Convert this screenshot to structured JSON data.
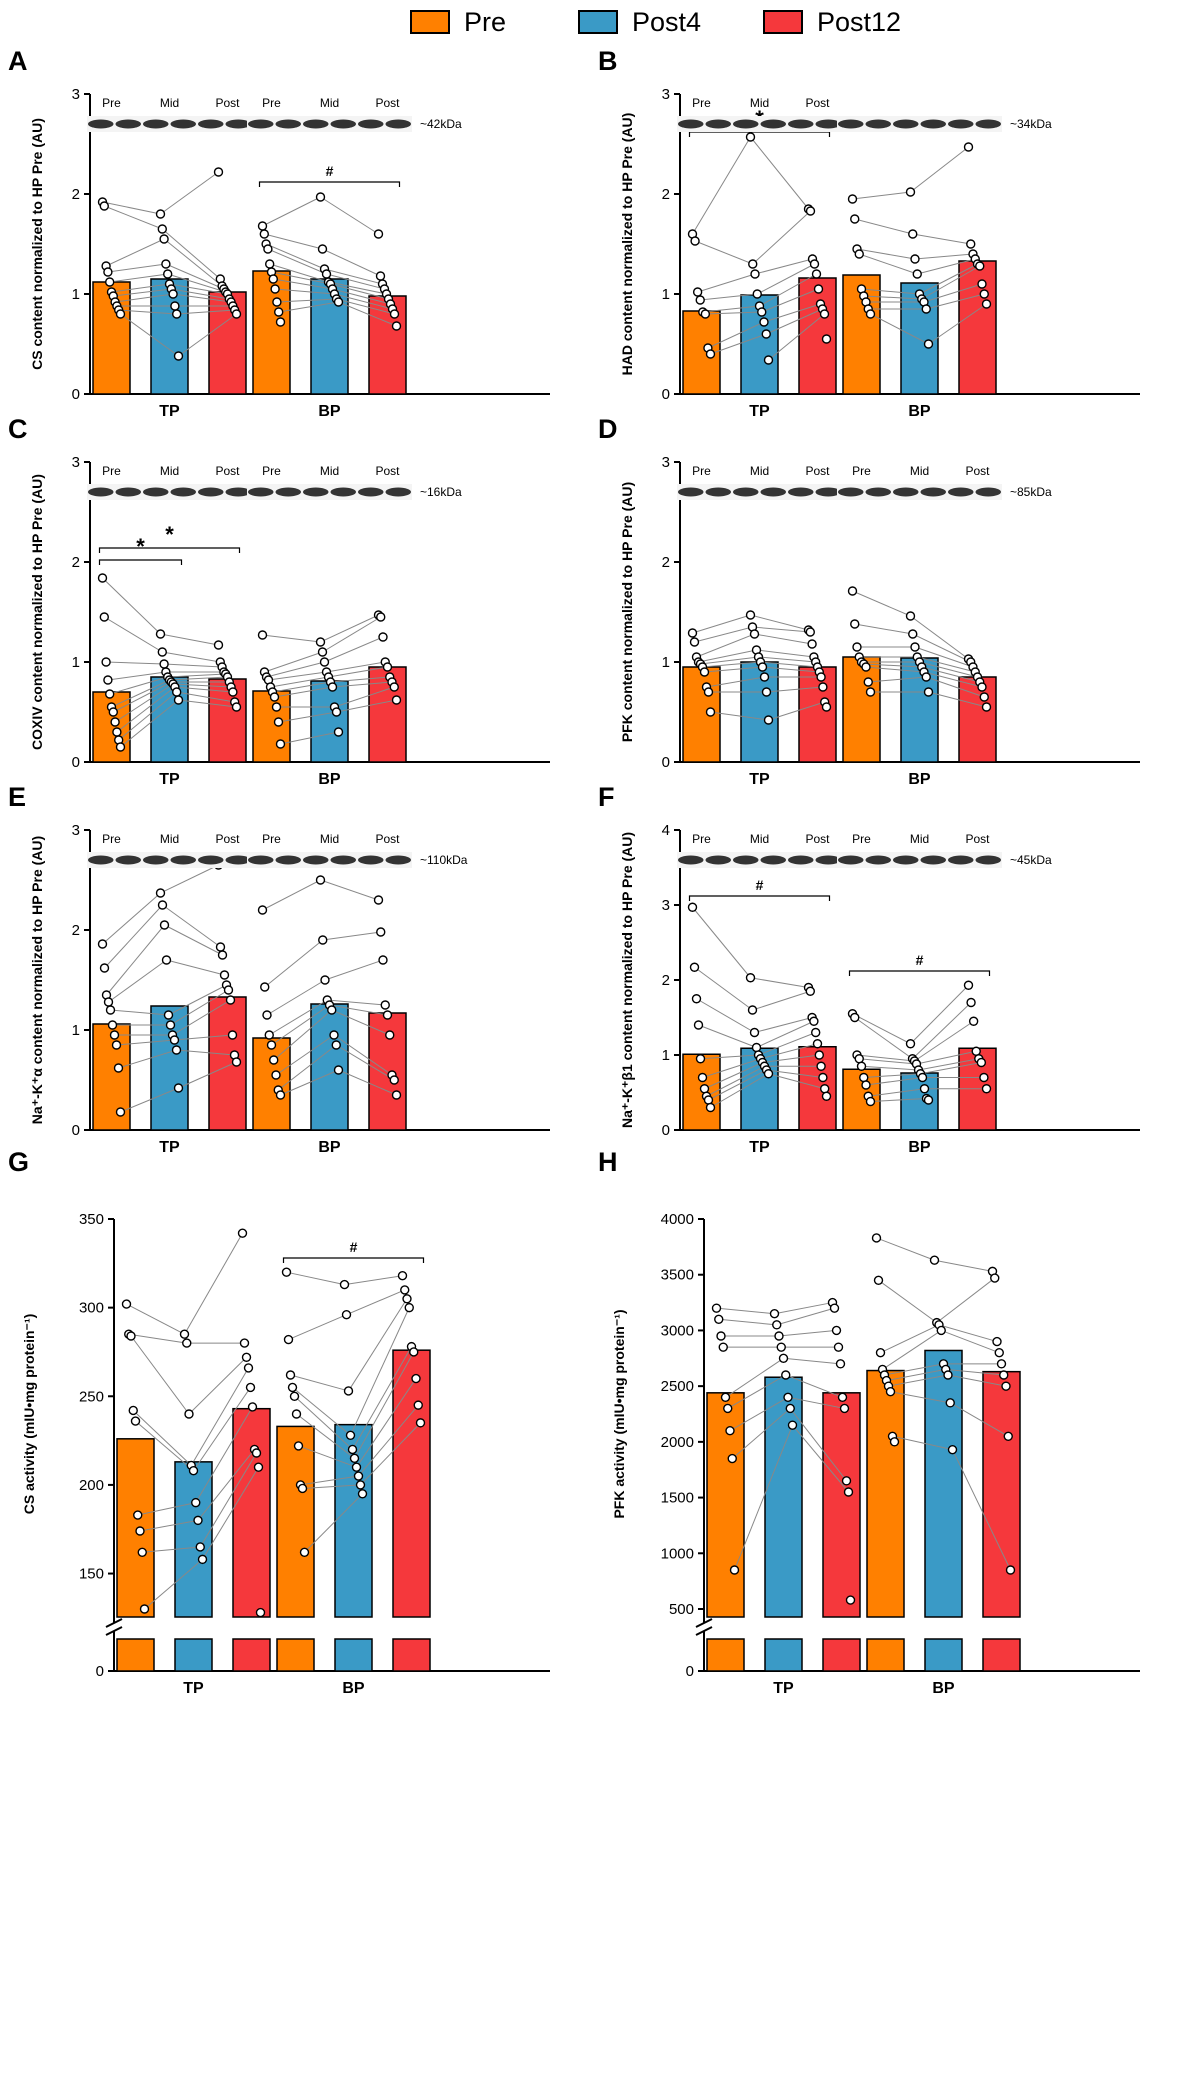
{
  "colors": {
    "Pre": "#FF8000",
    "Post4": "#3A9AC6",
    "Post12": "#F5383C"
  },
  "legend": [
    {
      "label": "Pre",
      "color": "#FF8000"
    },
    {
      "label": "Post4",
      "color": "#3A9AC6"
    },
    {
      "label": "Post12",
      "color": "#F5383C"
    }
  ],
  "chart_data": [
    {
      "panel": "A",
      "type": "bar",
      "ylabel": "CS content normalized to HP Pre (AU)",
      "ylim": [
        0,
        3
      ],
      "yticks": [
        0,
        1,
        2,
        3
      ],
      "groups": [
        "TP",
        "BP"
      ],
      "series": [
        {
          "name": "Pre",
          "values": [
            1.12,
            1.23
          ]
        },
        {
          "name": "Post4",
          "values": [
            1.15,
            1.15
          ]
        },
        {
          "name": "Post12",
          "values": [
            1.02,
            0.98
          ]
        }
      ],
      "points": {
        "TP": {
          "Pre": [
            1.92,
            1.88,
            1.28,
            1.22,
            1.12,
            1.02,
            0.98,
            0.92,
            0.88,
            0.84,
            0.8
          ],
          "Post4": [
            1.8,
            1.65,
            1.55,
            1.3,
            1.2,
            1.1,
            1.05,
            1.0,
            0.88,
            0.8,
            0.38
          ],
          "Post12": [
            2.22,
            1.15,
            1.08,
            1.05,
            1.02,
            1.0,
            0.95,
            0.92,
            0.88,
            0.84,
            0.8
          ]
        },
        "BP": {
          "Pre": [
            1.68,
            1.6,
            1.5,
            1.45,
            1.3,
            1.22,
            1.15,
            1.05,
            0.92,
            0.82,
            0.72
          ],
          "Post4": [
            1.97,
            1.45,
            1.25,
            1.2,
            1.12,
            1.1,
            1.05,
            1.0,
            0.95,
            0.92
          ],
          "Post12": [
            1.6,
            1.18,
            1.1,
            1.05,
            1.0,
            0.95,
            0.9,
            0.85,
            0.8,
            0.68
          ]
        }
      },
      "annotations": [
        {
          "group": "BP",
          "from": 0,
          "to": 2,
          "y": 2.12,
          "label": "#"
        }
      ],
      "blot": {
        "kda": "~42kDa",
        "bands": [
          {
            "group": "TP",
            "labels": [
              "Pre",
              "Mid",
              "Post"
            ]
          },
          {
            "group": "BP",
            "labels": [
              "Pre",
              "Mid",
              "Post"
            ]
          }
        ]
      }
    },
    {
      "panel": "B",
      "type": "bar",
      "ylabel": "HAD content normalized to HP Pre (AU)",
      "ylim": [
        0,
        3
      ],
      "yticks": [
        0,
        1,
        2,
        3
      ],
      "groups": [
        "TP",
        "BP"
      ],
      "series": [
        {
          "name": "Pre",
          "values": [
            0.83,
            1.19
          ]
        },
        {
          "name": "Post4",
          "values": [
            0.99,
            1.11
          ]
        },
        {
          "name": "Post12",
          "values": [
            1.16,
            1.33
          ]
        }
      ],
      "points": {
        "TP": {
          "Pre": [
            1.6,
            1.53,
            1.02,
            0.94,
            0.82,
            0.8,
            0.46,
            0.4
          ],
          "Post4": [
            2.57,
            1.3,
            1.2,
            1.0,
            0.88,
            0.82,
            0.72,
            0.6,
            0.34
          ],
          "Post12": [
            1.85,
            1.83,
            1.35,
            1.3,
            1.2,
            1.05,
            0.9,
            0.85,
            0.8,
            0.55
          ]
        },
        "BP": {
          "Pre": [
            1.95,
            1.75,
            1.45,
            1.4,
            1.05,
            0.98,
            0.92,
            0.85,
            0.8
          ],
          "Post4": [
            2.02,
            1.6,
            1.35,
            1.2,
            1.0,
            0.95,
            0.92,
            0.85,
            0.5
          ],
          "Post12": [
            2.47,
            1.5,
            1.4,
            1.35,
            1.3,
            1.28,
            1.1,
            1.0,
            0.9
          ]
        }
      },
      "annotations": [
        {
          "group": "TP",
          "from": 0,
          "to": 2,
          "y": 2.62,
          "label": "*"
        }
      ],
      "blot": {
        "kda": "~34kDa",
        "bands": [
          {
            "group": "TP",
            "labels": [
              "Pre",
              "Mid",
              "Post"
            ]
          },
          {
            "group": "BP",
            "labels": [
              "",
              "",
              ""
            ]
          }
        ]
      }
    },
    {
      "panel": "C",
      "type": "bar",
      "ylabel": "COXIV content normalized to HP Pre (AU)",
      "ylim": [
        0,
        3
      ],
      "yticks": [
        0,
        1,
        2,
        3
      ],
      "groups": [
        "TP",
        "BP"
      ],
      "series": [
        {
          "name": "Pre",
          "values": [
            0.7,
            0.71
          ]
        },
        {
          "name": "Post4",
          "values": [
            0.85,
            0.81
          ]
        },
        {
          "name": "Post12",
          "values": [
            0.83,
            0.95
          ]
        }
      ],
      "points": {
        "TP": {
          "Pre": [
            1.84,
            1.45,
            1.0,
            0.82,
            0.68,
            0.55,
            0.5,
            0.4,
            0.3,
            0.22,
            0.15
          ],
          "Post4": [
            1.28,
            1.1,
            0.98,
            0.9,
            0.85,
            0.82,
            0.8,
            0.78,
            0.75,
            0.7,
            0.62
          ],
          "Post12": [
            1.17,
            1.0,
            0.95,
            0.9,
            0.88,
            0.85,
            0.8,
            0.75,
            0.7,
            0.6,
            0.55
          ]
        },
        "BP": {
          "Pre": [
            1.27,
            0.9,
            0.85,
            0.82,
            0.75,
            0.7,
            0.65,
            0.55,
            0.4,
            0.18
          ],
          "Post4": [
            1.2,
            1.1,
            1.0,
            0.9,
            0.85,
            0.8,
            0.75,
            0.55,
            0.5,
            0.3
          ],
          "Post12": [
            1.47,
            1.45,
            1.25,
            1.0,
            0.95,
            0.85,
            0.8,
            0.75,
            0.62
          ]
        }
      },
      "annotations": [
        {
          "group": "TP",
          "from": 0,
          "to": 1,
          "y": 2.02,
          "label": "*"
        },
        {
          "group": "TP",
          "from": 0,
          "to": 2,
          "y": 2.14,
          "label": "*"
        }
      ],
      "blot": {
        "kda": "~16kDa",
        "bands": [
          {
            "group": "TP",
            "labels": [
              "Pre",
              "Mid",
              "Post"
            ]
          },
          {
            "group": "BP",
            "labels": [
              "Pre",
              "Mid",
              "Post"
            ]
          }
        ]
      }
    },
    {
      "panel": "D",
      "type": "bar",
      "ylabel": "PFK content normalized to HP Pre (AU)",
      "ylim": [
        0,
        3
      ],
      "yticks": [
        0,
        1,
        2,
        3
      ],
      "groups": [
        "TP",
        "BP"
      ],
      "series": [
        {
          "name": "Pre",
          "values": [
            0.95,
            1.05
          ]
        },
        {
          "name": "Post4",
          "values": [
            1.0,
            1.04
          ]
        },
        {
          "name": "Post12",
          "values": [
            0.95,
            0.85
          ]
        }
      ],
      "points": {
        "TP": {
          "Pre": [
            1.29,
            1.2,
            1.05,
            1.0,
            0.98,
            0.95,
            0.9,
            0.75,
            0.7,
            0.5
          ],
          "Post4": [
            1.47,
            1.35,
            1.28,
            1.12,
            1.05,
            1.0,
            0.95,
            0.85,
            0.7,
            0.42
          ],
          "Post12": [
            1.32,
            1.3,
            1.18,
            1.05,
            1.0,
            0.95,
            0.9,
            0.85,
            0.75,
            0.6,
            0.55
          ]
        },
        "BP": {
          "Pre": [
            1.71,
            1.38,
            1.15,
            1.05,
            1.0,
            0.98,
            0.95,
            0.8,
            0.7
          ],
          "Post4": [
            1.46,
            1.28,
            1.15,
            1.05,
            1.0,
            0.95,
            0.9,
            0.85,
            0.7
          ],
          "Post12": [
            1.03,
            1.0,
            0.95,
            0.9,
            0.85,
            0.8,
            0.75,
            0.65,
            0.55
          ]
        }
      },
      "annotations": [],
      "blot": {
        "kda": "~85kDa",
        "bands": [
          {
            "group": "TP",
            "labels": [
              "Pre",
              "Mid",
              "Post"
            ]
          },
          {
            "group": "BP",
            "labels": [
              "Pre",
              "Mid",
              "Post"
            ]
          }
        ]
      }
    },
    {
      "panel": "E",
      "type": "bar",
      "ylabel": "Na⁺-K⁺α content normalized to HP Pre (AU)",
      "ylim": [
        0,
        3
      ],
      "yticks": [
        0,
        1,
        2,
        3
      ],
      "groups": [
        "TP",
        "BP"
      ],
      "series": [
        {
          "name": "Pre",
          "values": [
            1.06,
            0.92
          ]
        },
        {
          "name": "Post4",
          "values": [
            1.24,
            1.26
          ]
        },
        {
          "name": "Post12",
          "values": [
            1.33,
            1.17
          ]
        }
      ],
      "points": {
        "TP": {
          "Pre": [
            1.86,
            1.62,
            1.35,
            1.28,
            1.2,
            1.05,
            0.95,
            0.85,
            0.62,
            0.18
          ],
          "Post4": [
            2.37,
            2.25,
            2.05,
            1.7,
            1.15,
            1.05,
            0.95,
            0.9,
            0.8,
            0.42
          ],
          "Post12": [
            2.65,
            1.83,
            1.75,
            1.55,
            1.45,
            1.4,
            1.3,
            0.95,
            0.75,
            0.68
          ],
          "BP_placeholder": []
        },
        "BP": {
          "Pre": [
            2.2,
            1.43,
            1.15,
            0.95,
            0.85,
            0.7,
            0.55,
            0.4,
            0.35
          ],
          "Post4": [
            2.5,
            1.9,
            1.5,
            1.3,
            1.25,
            1.2,
            0.95,
            0.85,
            0.6
          ],
          "Post12": [
            2.3,
            1.98,
            1.7,
            1.25,
            1.15,
            0.95,
            0.55,
            0.5,
            0.35
          ]
        }
      },
      "annotations": [],
      "blot": {
        "kda": "~110kDa",
        "bands": [
          {
            "group": "TP",
            "labels": [
              "Pre",
              "Mid",
              "Post"
            ]
          },
          {
            "group": "BP",
            "labels": [
              "Pre",
              "Mid",
              "Post"
            ]
          }
        ]
      }
    },
    {
      "panel": "F",
      "type": "bar",
      "ylabel": "Na⁺-K⁺β1 content normalized to HP Pre (AU)",
      "ylim": [
        0,
        4
      ],
      "yticks": [
        0,
        1,
        2,
        3,
        4
      ],
      "groups": [
        "TP",
        "BP"
      ],
      "series": [
        {
          "name": "Pre",
          "values": [
            1.01,
            0.81
          ]
        },
        {
          "name": "Post4",
          "values": [
            1.09,
            0.76
          ]
        },
        {
          "name": "Post12",
          "values": [
            1.11,
            1.09
          ]
        }
      ],
      "points": {
        "TP": {
          "Pre": [
            2.97,
            2.17,
            1.75,
            1.4,
            0.95,
            0.7,
            0.55,
            0.45,
            0.4,
            0.3
          ],
          "Post4": [
            2.03,
            1.6,
            1.3,
            1.1,
            1.0,
            0.95,
            0.9,
            0.85,
            0.8,
            0.75
          ],
          "Post12": [
            1.9,
            1.85,
            1.5,
            1.45,
            1.3,
            1.15,
            1.0,
            0.85,
            0.7,
            0.55,
            0.45
          ]
        },
        "BP": {
          "Pre": [
            1.55,
            1.5,
            1.0,
            0.95,
            0.85,
            0.7,
            0.6,
            0.45,
            0.38
          ],
          "Post4": [
            1.15,
            0.95,
            0.92,
            0.88,
            0.8,
            0.75,
            0.7,
            0.55,
            0.42,
            0.4
          ],
          "Post12": [
            1.93,
            1.7,
            1.45,
            1.05,
            0.95,
            0.9,
            0.7,
            0.55
          ]
        }
      },
      "annotations": [
        {
          "group": "TP",
          "from": 0,
          "to": 2,
          "y": 3.12,
          "label": "#"
        },
        {
          "group": "BP",
          "from": 0,
          "to": 2,
          "y": 2.12,
          "label": "#"
        }
      ],
      "blot": {
        "kda": "~45kDa",
        "bands": [
          {
            "group": "TP",
            "labels": [
              "Pre",
              "Mid",
              "Post"
            ]
          },
          {
            "group": "BP",
            "labels": [
              "Pre",
              "Mid",
              "Post"
            ]
          }
        ]
      }
    },
    {
      "panel": "G",
      "type": "bar",
      "ylabel": "CS activity (mIU•mg protein⁻¹)",
      "ylim": [
        130,
        350
      ],
      "yticks": [
        150,
        200,
        250,
        300,
        350
      ],
      "broken_axis": true,
      "lower_tick": 0,
      "groups": [
        "TP",
        "BP"
      ],
      "series": [
        {
          "name": "Pre",
          "values": [
            226,
            233
          ]
        },
        {
          "name": "Post4",
          "values": [
            213,
            234
          ]
        },
        {
          "name": "Post12",
          "values": [
            243,
            276
          ]
        }
      ],
      "points": {
        "TP": {
          "Pre": [
            302,
            285,
            284,
            242,
            236,
            183,
            174,
            162,
            130
          ],
          "Post4": [
            285,
            280,
            240,
            211,
            208,
            190,
            180,
            165,
            158
          ],
          "Post12": [
            342,
            280,
            272,
            266,
            255,
            244,
            220,
            218,
            210,
            128
          ]
        },
        "BP": {
          "Pre": [
            320,
            282,
            262,
            255,
            250,
            240,
            222,
            200,
            198,
            162
          ],
          "Post4": [
            313,
            296,
            253,
            228,
            220,
            215,
            210,
            205,
            200,
            195
          ],
          "Post12": [
            318,
            310,
            305,
            300,
            278,
            275,
            260,
            245,
            235
          ]
        }
      },
      "annotations": [
        {
          "group": "BP",
          "from": 0,
          "to": 2,
          "y": 328,
          "label": "#"
        }
      ]
    },
    {
      "panel": "H",
      "type": "bar",
      "ylabel": "PFK activity (mIU•mg protein⁻¹)",
      "ylim": [
        500,
        4000
      ],
      "yticks": [
        500,
        1000,
        1500,
        2000,
        2500,
        3000,
        3500,
        4000
      ],
      "broken_axis": true,
      "lower_tick": 0,
      "groups": [
        "TP",
        "BP"
      ],
      "series": [
        {
          "name": "Pre",
          "values": [
            2440,
            2640
          ]
        },
        {
          "name": "Post4",
          "values": [
            2580,
            2820
          ]
        },
        {
          "name": "Post12",
          "values": [
            2440,
            2630
          ]
        }
      ],
      "points": {
        "TP": {
          "Pre": [
            3200,
            3100,
            2950,
            2850,
            2400,
            2300,
            2100,
            1850,
            850
          ],
          "Post4": [
            3150,
            3050,
            2950,
            2850,
            2750,
            2600,
            2400,
            2300,
            2150
          ],
          "Post12": [
            3250,
            3200,
            3000,
            2850,
            2700,
            2400,
            2300,
            1650,
            1550,
            580
          ]
        },
        "BP": {
          "Pre": [
            3830,
            3450,
            2800,
            2650,
            2600,
            2550,
            2500,
            2450,
            2050,
            2000
          ],
          "Post4": [
            3630,
            3070,
            3050,
            3000,
            2700,
            2650,
            2600,
            2350,
            1930
          ],
          "Post12": [
            3530,
            3470,
            2900,
            2800,
            2700,
            2600,
            2500,
            2050,
            850
          ]
        }
      },
      "annotations": []
    }
  ],
  "layout_refs": {}
}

----

ACTIVITY:
How many lines in the listing contain the word "protein"? Answer with the count and nothing else.

OUTPUT OF THE EXERCISE:
2